Travail à faire.
A: Recopiez le passage de la critique de The Hunt qui va de « Passée la déception, j’avoue » à « dans la nuit. ».
B: D'après la critique de The Hunt, quel navire l'un des joueurs commande-t-il ?
╭─ Texte source
Genre : wargame asymétrique, mouvements cachés, gestion de main
Créateurs : Matthias Cramer, Engin Cramer
Illustrateur : Albert Monteys
Éditeur : Nut! Publishing
Nombre de joueurs : 2
Nombre de joueurs optimal : 2
Durée : entre trente minutes et une heure
Complexité : modérée
Surface de jeu recommandée : table du salon
Prix : 27 €
Créateurs : Matthias Cramer, Engin Cramer
Illustrateur : Albert Monteys
Éditeur : Nut! Publishing
Nombre de joueurs : 2
Nombre de joueurs optimal : 2
Durée : entre trente minutes et une heure
Complexité : modérée
Surface de jeu recommandée : table du salon
Prix : 27 €
Perco
le 26 février 2024
La mer, les flots sans fin. Un jeu de guerre sur l’immensité bleutée, en y intégrant un jeu de cache-cache tendu, la solution semble crever les yeux : un sous-marin ! Eh bien non, les créateurs de The Hunt me refusent ce petit plaisir et n’intègrent que des bateaux !
Passée la déception, j’avoue que les sensations sont pourtant les mêmes. Dans The Hunt, on joue au chat et à la souris, mais l’un des joueurs commande l’Admiral Graf Spee, un cuirassée construit par les Allemands après la Première Guerre mondiale pour dire : « Na ! »
Un Krieg dans la nuit.
Ces petits malins de la Kriegsmarine, contournant le traité de Versailles interdisant une marine puissante, fabriquèrent une formule 1 des mers, moins blindée qu’une Renault Fuego. Elle faisait un carnage avec les cargos anglais, les obligeant à envoyer leurs gros bateaux avec pour instruction : « Trouvez-moi ce fragile enfoiré ! »Sur le plateau, les cargos filent seuls vers leurs destinations, lents comme des escargots, et le joueur anglais farfouille. Car voilà l’astuce : l’Admiral Graf Spee note en cachette ses positions. Il n’est pas visible, sauf quand il croise une cible et la dégomme avec un lancer de dé. Juste après, pouf, il ricane et s’évanouit. Des mouvements cachés que l’Anglais doit déduire, selon ses apparitions ou en l’obligeant à laisser des indices. S’il le trouve, lui aussi avec un lancer de dé de détection sur une case où il a un navire, on fait la bataille. Ratisser ou rester près des proies ? Dure vie de marin.
On se retrouve vers croiseur ?
╰─
╭─ Données fournies
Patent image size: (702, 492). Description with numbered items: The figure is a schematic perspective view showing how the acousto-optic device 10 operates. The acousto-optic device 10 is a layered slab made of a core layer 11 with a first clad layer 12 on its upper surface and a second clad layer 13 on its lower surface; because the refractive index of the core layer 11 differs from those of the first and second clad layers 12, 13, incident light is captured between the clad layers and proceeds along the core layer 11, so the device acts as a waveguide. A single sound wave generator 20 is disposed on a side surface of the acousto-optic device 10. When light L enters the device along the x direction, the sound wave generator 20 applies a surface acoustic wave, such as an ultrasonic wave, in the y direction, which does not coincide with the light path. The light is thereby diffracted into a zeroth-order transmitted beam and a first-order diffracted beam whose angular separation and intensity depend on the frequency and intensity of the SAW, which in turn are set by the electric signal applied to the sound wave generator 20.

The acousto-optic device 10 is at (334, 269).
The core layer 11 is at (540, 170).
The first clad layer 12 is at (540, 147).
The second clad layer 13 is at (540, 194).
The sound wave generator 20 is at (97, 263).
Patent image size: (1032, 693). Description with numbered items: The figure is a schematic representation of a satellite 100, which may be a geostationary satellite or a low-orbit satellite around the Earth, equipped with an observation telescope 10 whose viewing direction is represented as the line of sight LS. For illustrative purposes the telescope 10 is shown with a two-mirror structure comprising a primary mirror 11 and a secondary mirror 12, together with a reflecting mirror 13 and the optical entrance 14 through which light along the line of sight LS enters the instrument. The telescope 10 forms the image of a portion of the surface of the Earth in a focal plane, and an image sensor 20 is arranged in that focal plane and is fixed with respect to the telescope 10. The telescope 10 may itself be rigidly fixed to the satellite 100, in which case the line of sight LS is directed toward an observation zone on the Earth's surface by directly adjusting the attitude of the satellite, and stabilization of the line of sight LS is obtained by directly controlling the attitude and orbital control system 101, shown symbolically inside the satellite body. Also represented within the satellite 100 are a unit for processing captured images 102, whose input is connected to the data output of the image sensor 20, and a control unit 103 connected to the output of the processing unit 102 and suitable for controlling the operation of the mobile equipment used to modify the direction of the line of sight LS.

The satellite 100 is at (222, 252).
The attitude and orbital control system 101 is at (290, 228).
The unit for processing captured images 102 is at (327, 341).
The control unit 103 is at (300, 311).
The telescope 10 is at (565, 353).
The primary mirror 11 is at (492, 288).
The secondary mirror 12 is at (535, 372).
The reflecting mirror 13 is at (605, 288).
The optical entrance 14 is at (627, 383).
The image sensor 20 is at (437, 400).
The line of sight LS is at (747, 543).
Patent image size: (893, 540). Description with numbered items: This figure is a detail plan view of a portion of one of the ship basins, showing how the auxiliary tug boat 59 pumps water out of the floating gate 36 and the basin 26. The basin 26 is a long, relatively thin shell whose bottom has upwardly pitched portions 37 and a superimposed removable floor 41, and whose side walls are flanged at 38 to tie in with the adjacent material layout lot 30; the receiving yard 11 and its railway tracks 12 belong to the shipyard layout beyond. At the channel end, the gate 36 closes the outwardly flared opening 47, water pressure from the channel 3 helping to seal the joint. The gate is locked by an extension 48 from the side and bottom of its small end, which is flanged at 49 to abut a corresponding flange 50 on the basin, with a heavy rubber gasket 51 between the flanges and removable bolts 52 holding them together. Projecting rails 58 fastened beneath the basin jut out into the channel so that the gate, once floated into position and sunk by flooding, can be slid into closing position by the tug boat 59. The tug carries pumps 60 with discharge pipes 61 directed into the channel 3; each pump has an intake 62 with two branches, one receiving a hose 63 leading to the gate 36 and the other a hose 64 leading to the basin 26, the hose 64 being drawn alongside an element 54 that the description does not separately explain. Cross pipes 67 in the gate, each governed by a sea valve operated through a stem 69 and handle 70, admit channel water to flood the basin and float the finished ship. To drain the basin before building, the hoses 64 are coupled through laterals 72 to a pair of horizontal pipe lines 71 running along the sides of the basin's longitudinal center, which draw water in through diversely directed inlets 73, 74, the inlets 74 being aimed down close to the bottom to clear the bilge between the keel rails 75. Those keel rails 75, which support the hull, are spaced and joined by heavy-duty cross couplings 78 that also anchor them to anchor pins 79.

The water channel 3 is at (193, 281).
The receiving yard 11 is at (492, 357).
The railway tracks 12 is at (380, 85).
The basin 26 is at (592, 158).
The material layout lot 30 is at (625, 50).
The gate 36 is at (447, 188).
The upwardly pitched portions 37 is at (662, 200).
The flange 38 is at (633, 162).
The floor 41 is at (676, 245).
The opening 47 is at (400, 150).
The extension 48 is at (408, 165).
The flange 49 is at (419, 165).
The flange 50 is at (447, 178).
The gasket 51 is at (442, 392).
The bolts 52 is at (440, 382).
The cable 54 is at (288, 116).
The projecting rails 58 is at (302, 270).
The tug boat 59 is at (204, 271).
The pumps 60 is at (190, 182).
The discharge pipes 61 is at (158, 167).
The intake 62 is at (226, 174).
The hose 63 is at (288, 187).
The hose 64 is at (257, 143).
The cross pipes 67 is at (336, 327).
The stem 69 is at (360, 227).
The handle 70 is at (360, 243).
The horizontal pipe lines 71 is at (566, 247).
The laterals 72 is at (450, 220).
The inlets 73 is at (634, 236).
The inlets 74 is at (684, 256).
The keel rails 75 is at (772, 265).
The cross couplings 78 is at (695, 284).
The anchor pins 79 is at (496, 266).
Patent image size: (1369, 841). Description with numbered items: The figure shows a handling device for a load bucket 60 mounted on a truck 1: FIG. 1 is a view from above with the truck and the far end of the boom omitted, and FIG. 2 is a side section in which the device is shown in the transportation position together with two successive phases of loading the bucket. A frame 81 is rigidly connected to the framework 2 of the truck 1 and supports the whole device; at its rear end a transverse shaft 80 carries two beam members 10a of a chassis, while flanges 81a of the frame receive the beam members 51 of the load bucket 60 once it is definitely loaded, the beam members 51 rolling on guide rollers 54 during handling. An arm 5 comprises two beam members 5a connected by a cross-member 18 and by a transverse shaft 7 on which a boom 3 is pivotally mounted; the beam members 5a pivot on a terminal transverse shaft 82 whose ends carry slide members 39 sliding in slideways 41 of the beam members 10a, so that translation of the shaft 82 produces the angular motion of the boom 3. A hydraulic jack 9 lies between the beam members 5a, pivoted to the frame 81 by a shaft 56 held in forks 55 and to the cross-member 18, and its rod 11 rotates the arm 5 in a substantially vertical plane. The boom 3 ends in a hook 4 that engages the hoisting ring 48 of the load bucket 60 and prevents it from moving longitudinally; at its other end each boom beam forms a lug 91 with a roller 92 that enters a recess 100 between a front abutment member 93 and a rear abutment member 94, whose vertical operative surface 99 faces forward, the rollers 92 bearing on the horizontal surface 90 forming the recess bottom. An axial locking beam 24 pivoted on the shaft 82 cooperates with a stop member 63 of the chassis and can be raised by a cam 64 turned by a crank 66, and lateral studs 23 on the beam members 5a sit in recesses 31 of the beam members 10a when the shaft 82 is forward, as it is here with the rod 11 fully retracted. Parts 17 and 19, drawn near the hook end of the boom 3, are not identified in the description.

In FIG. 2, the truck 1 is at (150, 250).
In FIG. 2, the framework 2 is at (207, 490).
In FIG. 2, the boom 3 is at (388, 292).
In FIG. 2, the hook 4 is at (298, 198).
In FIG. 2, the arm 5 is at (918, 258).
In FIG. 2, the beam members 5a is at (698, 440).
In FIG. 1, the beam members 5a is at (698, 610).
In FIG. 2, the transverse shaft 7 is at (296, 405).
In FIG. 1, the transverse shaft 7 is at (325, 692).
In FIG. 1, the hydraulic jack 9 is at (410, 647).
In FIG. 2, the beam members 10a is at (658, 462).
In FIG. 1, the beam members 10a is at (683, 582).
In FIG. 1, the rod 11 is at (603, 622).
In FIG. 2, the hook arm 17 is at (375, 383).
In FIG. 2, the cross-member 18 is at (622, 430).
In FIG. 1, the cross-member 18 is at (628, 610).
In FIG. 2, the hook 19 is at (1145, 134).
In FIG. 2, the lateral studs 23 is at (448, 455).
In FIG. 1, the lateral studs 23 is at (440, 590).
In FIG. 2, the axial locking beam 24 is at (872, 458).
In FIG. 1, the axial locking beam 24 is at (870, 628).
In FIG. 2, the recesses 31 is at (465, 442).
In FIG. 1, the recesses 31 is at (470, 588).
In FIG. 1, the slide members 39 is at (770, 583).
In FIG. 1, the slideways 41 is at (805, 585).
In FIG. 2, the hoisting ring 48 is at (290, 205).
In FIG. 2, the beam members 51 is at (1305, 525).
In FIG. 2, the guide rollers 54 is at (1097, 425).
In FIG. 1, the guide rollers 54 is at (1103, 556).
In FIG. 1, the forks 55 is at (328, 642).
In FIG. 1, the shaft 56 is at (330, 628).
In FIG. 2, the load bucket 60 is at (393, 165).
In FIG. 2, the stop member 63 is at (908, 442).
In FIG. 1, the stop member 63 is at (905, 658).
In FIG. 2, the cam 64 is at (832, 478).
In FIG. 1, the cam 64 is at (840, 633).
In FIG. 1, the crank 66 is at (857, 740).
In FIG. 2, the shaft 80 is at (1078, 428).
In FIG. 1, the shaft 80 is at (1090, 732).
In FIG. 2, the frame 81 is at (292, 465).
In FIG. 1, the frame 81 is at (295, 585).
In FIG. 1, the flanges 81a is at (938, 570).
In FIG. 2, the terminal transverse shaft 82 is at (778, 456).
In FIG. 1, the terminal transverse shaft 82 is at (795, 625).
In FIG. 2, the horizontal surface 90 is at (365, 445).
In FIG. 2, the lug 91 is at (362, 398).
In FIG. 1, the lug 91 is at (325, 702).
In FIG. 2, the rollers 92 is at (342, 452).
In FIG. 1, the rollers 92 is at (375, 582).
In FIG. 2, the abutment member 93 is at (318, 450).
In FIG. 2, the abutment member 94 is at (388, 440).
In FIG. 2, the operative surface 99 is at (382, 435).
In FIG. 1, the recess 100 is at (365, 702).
╰─
Réponses attendues.
A:
Passée la déception, j’avoue que les sensations sont pourtant les mêmes. Dans The Hunt, on joue au chat et à la souris, mais l’un des joueurs commande l’Admiral Graf Spee, un cuirassée construit par les Allemands après la Première Guerre mondiale pour dire : « Na ! »
Un Krieg dans la nuit.

B: Il commande l'Admiral Graf Spee.